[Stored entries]
******************************

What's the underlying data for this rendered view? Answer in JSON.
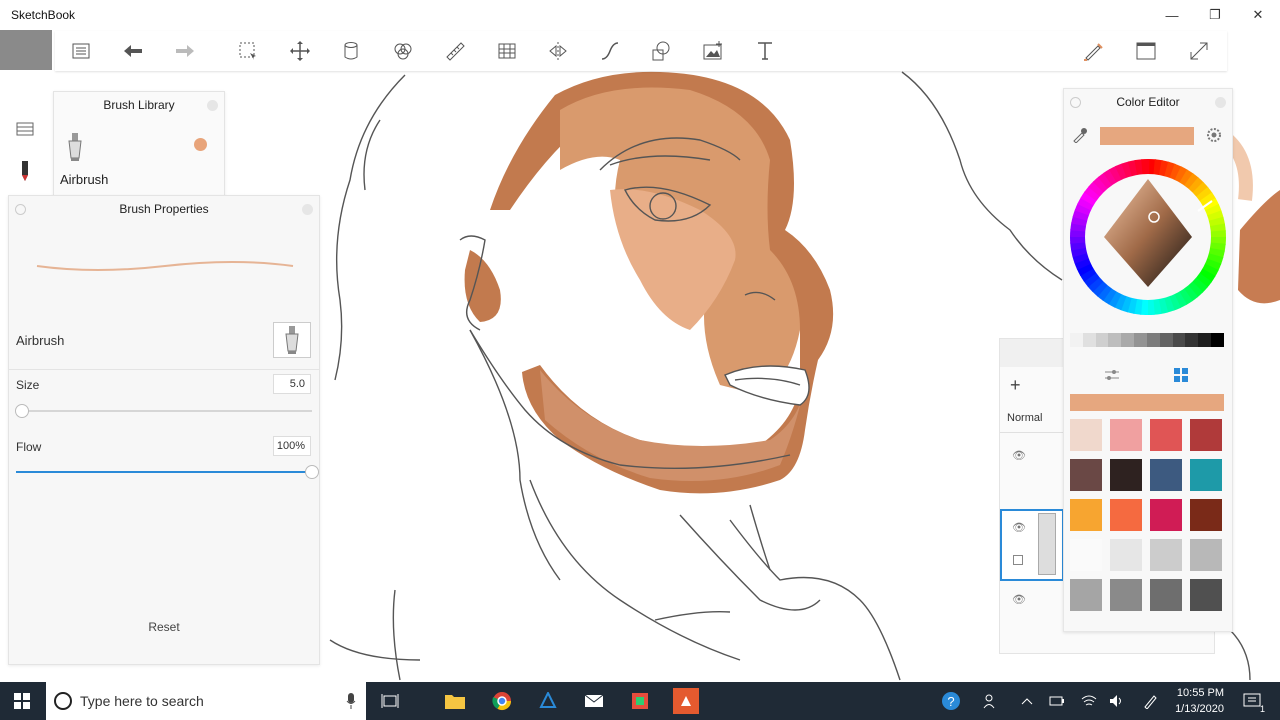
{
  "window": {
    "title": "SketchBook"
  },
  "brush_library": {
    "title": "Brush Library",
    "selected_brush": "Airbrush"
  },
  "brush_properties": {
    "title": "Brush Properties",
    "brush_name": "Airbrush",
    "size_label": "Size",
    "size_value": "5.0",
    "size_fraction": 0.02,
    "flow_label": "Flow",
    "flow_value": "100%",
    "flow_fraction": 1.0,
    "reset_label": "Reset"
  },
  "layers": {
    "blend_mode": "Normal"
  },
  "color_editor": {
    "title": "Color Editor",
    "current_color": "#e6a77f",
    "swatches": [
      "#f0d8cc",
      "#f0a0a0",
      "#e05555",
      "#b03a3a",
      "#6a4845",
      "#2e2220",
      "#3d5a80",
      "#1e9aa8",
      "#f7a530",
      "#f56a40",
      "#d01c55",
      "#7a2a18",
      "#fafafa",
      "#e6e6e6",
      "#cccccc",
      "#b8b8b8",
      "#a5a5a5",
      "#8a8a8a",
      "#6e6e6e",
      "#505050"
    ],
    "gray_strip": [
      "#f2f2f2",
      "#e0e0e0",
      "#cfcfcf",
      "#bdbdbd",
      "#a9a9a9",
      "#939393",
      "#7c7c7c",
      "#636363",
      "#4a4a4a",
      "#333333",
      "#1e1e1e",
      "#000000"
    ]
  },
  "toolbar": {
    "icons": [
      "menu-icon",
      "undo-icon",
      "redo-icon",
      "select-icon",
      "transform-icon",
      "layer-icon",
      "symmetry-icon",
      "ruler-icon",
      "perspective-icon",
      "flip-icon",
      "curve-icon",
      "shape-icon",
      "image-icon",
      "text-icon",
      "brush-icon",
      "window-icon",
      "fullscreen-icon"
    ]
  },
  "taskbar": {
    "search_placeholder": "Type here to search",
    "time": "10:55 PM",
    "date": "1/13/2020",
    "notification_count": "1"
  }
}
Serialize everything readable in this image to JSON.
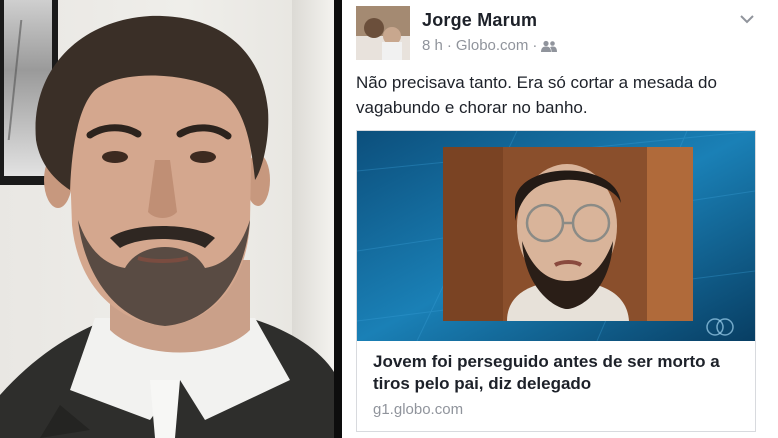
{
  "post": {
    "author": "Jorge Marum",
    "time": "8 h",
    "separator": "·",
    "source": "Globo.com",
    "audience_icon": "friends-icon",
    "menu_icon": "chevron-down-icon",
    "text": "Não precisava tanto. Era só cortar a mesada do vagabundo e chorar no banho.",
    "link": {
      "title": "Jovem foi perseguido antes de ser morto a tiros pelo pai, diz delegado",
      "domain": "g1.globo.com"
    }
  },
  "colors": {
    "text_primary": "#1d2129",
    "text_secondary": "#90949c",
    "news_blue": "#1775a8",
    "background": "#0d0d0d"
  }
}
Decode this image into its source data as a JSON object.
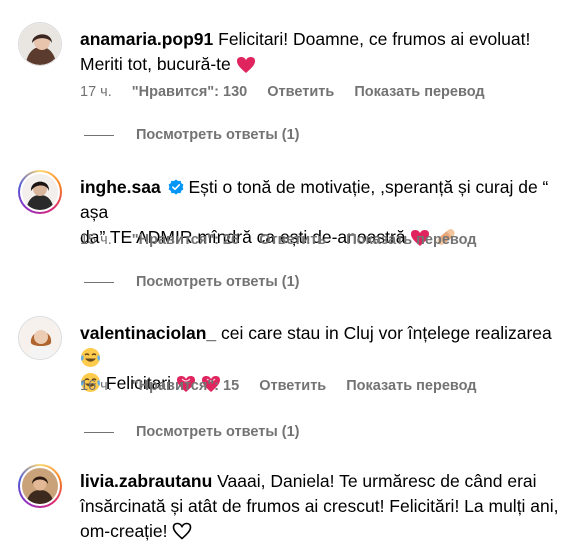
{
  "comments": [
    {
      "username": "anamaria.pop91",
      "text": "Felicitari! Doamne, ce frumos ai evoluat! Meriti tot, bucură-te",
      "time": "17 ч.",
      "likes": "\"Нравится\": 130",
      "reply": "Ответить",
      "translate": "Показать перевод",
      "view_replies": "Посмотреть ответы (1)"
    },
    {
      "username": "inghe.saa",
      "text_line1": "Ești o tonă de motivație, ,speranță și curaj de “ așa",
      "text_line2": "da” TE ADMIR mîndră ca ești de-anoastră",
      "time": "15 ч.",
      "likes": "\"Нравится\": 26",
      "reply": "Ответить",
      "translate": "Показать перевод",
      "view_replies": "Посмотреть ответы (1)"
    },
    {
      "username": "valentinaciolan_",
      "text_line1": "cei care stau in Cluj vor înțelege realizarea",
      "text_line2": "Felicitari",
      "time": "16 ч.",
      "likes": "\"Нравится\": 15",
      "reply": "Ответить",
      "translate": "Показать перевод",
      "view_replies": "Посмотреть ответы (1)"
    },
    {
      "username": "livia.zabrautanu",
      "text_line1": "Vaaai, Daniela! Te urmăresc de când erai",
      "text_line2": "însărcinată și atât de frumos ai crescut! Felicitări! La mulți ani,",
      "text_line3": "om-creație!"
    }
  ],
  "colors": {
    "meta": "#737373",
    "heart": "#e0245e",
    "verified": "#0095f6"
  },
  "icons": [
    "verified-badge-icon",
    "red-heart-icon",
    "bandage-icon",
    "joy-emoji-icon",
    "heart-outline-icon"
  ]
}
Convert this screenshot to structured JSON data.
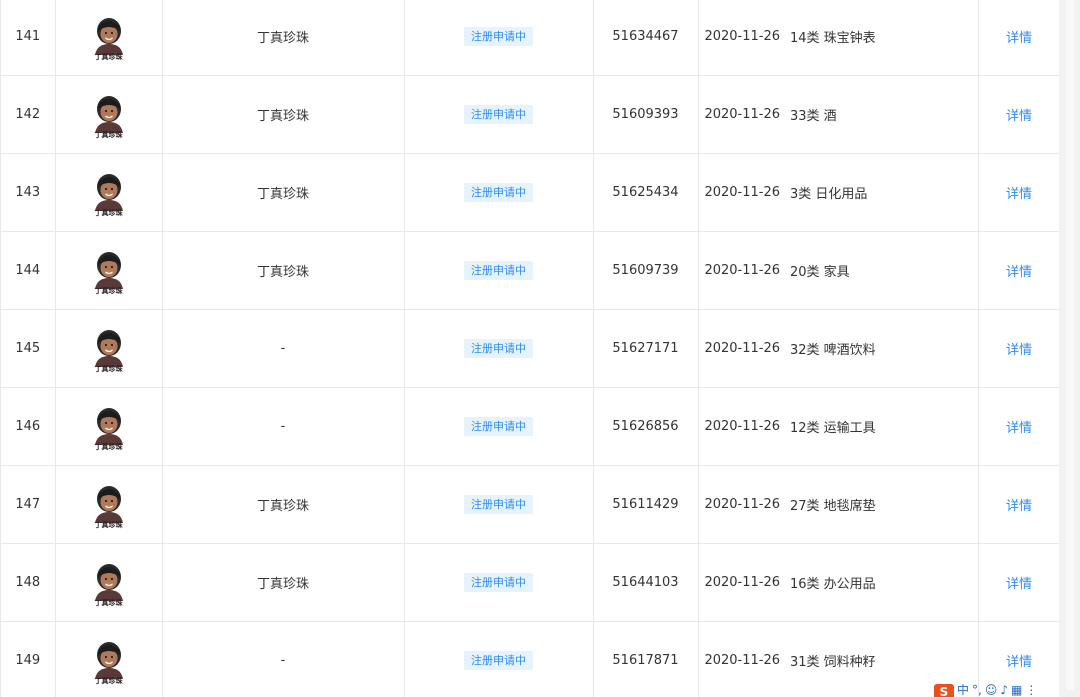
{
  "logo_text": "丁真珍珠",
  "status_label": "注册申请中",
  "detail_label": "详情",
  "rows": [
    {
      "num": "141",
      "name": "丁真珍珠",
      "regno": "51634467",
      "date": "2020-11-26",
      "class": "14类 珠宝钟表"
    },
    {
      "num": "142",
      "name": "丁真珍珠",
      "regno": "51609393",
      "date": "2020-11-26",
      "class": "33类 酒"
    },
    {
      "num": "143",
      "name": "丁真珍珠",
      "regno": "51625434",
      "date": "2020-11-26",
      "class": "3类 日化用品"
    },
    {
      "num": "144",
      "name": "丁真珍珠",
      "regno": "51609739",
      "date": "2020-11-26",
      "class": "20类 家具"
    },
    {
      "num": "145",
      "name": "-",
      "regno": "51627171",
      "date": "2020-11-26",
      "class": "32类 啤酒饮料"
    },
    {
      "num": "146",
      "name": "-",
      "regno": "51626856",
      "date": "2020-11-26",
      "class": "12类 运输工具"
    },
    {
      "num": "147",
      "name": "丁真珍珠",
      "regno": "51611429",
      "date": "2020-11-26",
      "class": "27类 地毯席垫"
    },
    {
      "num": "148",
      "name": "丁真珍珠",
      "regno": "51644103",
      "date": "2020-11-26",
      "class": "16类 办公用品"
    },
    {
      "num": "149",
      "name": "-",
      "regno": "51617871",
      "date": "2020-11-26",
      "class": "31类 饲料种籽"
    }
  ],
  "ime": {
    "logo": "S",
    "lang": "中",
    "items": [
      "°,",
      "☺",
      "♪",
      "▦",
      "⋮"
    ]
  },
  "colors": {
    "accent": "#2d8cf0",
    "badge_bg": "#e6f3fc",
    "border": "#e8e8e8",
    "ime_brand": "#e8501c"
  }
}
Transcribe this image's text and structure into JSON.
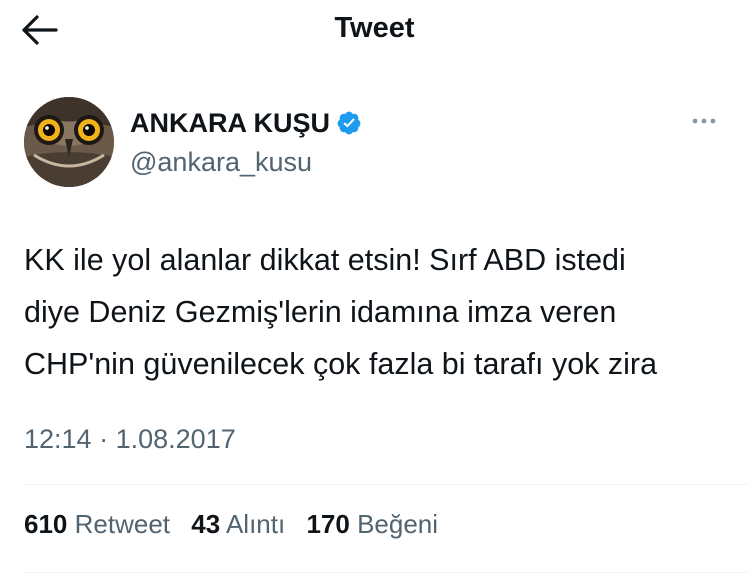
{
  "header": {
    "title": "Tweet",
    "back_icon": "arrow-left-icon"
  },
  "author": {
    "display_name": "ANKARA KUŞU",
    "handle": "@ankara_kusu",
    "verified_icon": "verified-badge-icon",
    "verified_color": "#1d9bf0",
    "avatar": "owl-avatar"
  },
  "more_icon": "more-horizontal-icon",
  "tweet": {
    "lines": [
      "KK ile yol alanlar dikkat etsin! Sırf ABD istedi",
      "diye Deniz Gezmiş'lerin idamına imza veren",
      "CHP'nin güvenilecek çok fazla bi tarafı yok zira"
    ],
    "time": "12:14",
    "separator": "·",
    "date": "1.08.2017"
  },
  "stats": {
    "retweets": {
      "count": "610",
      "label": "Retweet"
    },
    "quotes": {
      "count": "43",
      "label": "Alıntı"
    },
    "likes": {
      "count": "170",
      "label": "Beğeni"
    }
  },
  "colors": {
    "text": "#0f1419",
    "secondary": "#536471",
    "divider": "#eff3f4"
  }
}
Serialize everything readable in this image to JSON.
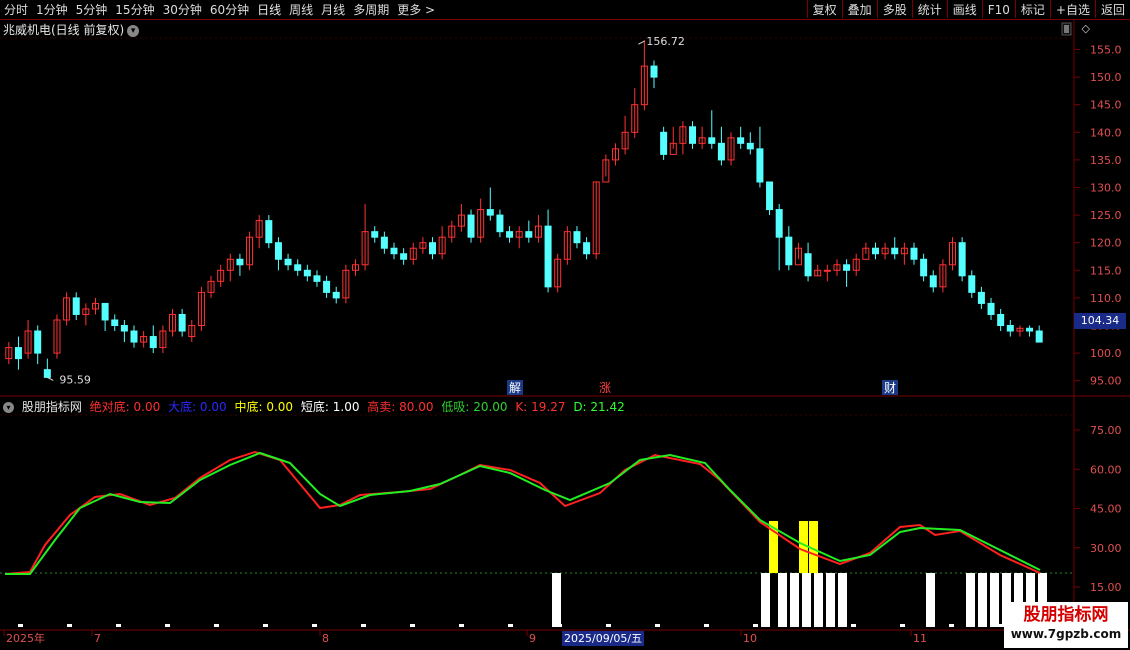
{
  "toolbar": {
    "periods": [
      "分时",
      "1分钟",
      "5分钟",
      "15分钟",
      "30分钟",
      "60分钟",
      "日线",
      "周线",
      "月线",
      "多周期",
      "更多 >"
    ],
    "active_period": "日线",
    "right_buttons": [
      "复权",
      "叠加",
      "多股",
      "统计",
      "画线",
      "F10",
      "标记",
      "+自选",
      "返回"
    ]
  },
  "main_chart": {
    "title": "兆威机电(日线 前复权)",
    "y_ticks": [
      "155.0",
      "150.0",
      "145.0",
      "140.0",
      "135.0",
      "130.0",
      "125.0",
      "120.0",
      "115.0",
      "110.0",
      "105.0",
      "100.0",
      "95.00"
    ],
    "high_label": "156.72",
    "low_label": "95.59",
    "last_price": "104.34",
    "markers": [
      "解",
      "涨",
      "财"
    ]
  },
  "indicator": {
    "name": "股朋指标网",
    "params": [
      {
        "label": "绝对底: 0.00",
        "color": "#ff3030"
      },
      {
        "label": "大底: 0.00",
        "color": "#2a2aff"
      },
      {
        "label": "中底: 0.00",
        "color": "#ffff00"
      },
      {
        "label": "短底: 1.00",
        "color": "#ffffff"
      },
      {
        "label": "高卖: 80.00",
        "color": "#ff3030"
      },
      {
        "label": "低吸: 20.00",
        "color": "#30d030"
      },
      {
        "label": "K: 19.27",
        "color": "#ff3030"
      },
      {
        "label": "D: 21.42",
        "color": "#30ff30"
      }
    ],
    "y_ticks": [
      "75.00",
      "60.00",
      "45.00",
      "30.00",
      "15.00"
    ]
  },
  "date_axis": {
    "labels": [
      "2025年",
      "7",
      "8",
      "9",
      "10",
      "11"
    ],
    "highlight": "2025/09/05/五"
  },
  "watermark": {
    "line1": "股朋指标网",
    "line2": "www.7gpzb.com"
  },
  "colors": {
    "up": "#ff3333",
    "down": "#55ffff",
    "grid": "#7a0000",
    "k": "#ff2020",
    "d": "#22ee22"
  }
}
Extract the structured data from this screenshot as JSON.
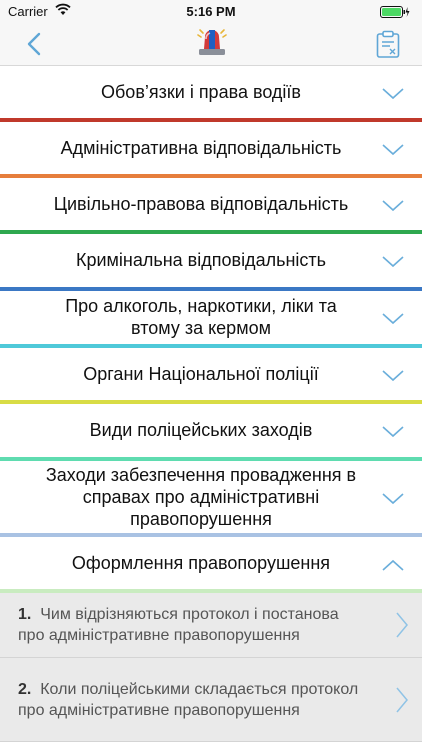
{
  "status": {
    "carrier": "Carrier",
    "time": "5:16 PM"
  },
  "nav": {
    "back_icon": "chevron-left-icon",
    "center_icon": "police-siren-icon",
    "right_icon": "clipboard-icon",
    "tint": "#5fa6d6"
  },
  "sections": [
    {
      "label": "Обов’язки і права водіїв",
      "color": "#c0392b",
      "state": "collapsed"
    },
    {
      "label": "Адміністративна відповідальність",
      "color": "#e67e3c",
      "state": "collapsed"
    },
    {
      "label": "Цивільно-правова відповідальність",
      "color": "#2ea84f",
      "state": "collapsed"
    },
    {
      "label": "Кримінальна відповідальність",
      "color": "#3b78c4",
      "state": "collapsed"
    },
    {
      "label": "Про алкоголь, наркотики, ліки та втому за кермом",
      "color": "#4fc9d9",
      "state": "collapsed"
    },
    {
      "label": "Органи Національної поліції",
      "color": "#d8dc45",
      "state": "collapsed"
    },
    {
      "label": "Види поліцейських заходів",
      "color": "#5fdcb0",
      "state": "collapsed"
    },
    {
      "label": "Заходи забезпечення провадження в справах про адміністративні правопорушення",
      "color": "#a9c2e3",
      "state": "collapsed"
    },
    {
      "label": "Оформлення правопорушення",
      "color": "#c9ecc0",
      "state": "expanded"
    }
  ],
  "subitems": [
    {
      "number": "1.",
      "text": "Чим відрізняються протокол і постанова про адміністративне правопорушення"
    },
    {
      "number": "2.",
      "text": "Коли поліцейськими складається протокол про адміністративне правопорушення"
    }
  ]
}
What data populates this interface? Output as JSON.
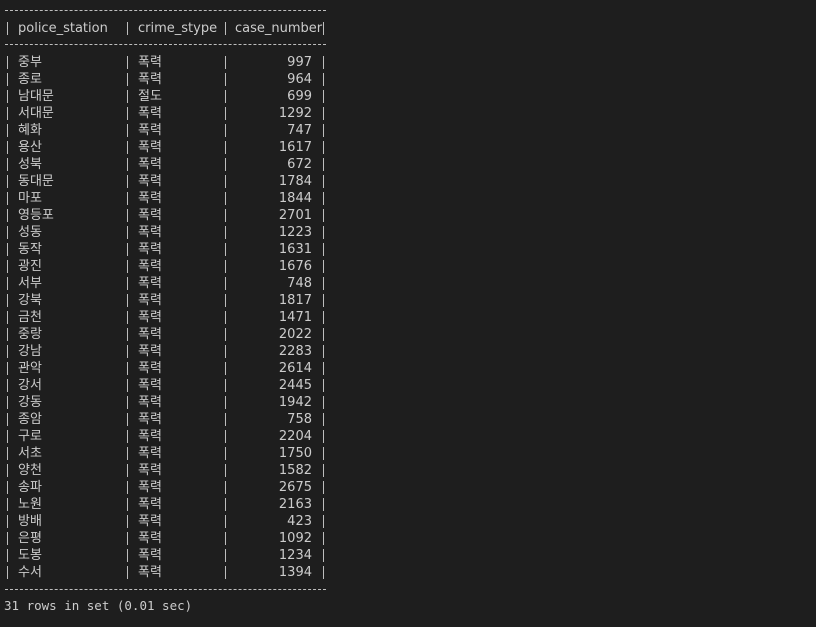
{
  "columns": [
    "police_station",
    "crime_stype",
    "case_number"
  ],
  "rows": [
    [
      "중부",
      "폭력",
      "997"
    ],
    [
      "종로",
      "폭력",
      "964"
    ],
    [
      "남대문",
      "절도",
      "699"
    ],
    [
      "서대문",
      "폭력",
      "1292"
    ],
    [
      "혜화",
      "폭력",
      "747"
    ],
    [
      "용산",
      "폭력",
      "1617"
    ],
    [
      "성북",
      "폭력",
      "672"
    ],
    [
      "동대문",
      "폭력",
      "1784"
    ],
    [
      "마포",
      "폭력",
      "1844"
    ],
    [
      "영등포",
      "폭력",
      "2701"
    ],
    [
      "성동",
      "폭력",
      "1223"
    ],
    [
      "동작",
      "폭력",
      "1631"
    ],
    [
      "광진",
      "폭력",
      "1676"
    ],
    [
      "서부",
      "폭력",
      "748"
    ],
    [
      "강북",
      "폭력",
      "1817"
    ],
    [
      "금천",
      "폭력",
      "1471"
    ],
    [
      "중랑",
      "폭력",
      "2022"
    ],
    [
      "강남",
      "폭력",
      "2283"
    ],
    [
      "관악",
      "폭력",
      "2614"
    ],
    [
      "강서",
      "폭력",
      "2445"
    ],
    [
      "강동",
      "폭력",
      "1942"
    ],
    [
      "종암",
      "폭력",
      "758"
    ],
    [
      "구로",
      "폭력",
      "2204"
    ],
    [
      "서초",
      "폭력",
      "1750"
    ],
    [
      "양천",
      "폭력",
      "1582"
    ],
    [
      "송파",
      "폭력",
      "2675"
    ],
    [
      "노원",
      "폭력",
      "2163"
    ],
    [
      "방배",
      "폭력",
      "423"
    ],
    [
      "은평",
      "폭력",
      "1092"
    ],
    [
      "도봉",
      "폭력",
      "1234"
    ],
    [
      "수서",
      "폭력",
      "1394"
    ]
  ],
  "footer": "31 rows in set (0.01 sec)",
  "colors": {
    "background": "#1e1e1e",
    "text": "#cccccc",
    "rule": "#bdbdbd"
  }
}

******************************

*Exercise prompt:*
Copy all lines from the listing that contain "протокол".

*The output:*
      "text": "Чим відрізняються протокол і постанова про адміністративне правопорушення"
      "text": "Коли поліцейськими складається протокол про адміністративне правопорушення"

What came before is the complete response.